Requirements: How many lines hold the string "模拟自测巩固强化"? Give only the number.

Material provided:

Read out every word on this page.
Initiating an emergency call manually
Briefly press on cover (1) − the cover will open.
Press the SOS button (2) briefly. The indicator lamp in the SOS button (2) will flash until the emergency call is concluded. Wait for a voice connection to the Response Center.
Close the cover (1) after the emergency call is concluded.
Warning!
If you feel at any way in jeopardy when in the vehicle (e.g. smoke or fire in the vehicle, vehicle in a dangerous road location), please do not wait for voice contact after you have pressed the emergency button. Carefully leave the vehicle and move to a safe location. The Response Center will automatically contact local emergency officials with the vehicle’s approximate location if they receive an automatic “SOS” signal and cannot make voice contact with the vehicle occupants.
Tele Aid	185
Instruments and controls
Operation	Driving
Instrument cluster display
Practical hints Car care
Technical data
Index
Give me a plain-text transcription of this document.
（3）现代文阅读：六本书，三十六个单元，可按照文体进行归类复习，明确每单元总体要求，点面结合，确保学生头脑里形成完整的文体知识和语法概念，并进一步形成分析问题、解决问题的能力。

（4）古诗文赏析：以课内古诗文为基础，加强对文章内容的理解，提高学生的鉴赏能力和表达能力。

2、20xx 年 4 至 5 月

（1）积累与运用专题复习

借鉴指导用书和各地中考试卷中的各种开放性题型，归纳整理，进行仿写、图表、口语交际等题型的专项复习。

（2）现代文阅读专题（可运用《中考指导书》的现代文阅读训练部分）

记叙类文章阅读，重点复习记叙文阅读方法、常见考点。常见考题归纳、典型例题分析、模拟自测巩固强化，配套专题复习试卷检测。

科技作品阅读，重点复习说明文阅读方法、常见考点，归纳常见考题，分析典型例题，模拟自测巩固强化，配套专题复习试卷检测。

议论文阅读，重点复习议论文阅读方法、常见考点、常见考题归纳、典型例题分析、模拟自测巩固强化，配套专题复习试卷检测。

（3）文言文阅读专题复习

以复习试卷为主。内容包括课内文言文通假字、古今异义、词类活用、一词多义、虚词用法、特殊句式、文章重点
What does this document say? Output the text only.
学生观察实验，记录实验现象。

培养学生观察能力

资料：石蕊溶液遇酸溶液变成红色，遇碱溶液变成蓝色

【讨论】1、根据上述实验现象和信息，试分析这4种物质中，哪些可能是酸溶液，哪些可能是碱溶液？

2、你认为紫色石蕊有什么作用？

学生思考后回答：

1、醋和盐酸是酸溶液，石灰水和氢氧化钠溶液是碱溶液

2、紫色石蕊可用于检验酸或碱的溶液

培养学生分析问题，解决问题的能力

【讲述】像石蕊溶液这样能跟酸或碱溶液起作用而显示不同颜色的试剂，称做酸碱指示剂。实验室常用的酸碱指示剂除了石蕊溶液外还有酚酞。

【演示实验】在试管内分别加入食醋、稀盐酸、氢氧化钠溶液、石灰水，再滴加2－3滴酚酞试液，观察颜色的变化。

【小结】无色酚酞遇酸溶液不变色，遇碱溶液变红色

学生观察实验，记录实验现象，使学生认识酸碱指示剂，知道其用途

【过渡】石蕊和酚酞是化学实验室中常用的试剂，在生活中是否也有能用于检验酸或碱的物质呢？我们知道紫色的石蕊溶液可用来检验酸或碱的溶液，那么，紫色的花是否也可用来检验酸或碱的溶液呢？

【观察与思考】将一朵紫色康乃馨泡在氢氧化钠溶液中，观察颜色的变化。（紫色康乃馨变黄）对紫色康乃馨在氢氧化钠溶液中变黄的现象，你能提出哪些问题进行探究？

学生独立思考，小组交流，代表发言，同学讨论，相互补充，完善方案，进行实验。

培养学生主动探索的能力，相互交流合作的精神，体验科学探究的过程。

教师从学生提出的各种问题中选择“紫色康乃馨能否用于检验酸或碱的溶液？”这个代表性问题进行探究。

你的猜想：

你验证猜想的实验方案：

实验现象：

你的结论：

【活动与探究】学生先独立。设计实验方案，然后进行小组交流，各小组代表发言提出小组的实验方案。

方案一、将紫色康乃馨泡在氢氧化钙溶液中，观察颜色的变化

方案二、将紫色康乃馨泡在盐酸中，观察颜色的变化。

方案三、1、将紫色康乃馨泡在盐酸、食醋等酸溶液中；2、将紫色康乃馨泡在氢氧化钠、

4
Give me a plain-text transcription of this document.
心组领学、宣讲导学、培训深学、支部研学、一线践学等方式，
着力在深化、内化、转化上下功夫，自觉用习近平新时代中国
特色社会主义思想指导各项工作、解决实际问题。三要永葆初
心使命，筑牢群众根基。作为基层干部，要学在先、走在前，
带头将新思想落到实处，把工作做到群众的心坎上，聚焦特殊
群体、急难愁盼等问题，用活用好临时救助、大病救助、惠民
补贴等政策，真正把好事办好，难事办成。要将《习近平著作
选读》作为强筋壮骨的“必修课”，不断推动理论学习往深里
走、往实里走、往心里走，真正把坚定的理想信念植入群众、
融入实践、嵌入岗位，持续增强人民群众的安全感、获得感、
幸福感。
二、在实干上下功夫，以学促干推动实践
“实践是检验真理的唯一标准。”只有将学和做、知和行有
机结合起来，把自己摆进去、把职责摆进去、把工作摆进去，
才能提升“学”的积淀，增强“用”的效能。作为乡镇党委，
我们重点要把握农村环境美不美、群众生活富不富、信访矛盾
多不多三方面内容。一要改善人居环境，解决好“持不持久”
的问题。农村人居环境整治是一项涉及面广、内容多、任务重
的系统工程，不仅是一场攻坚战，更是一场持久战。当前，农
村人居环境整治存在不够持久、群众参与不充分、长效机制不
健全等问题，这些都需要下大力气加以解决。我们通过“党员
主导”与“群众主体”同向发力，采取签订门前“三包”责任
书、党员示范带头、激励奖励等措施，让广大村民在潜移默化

Complete output: 3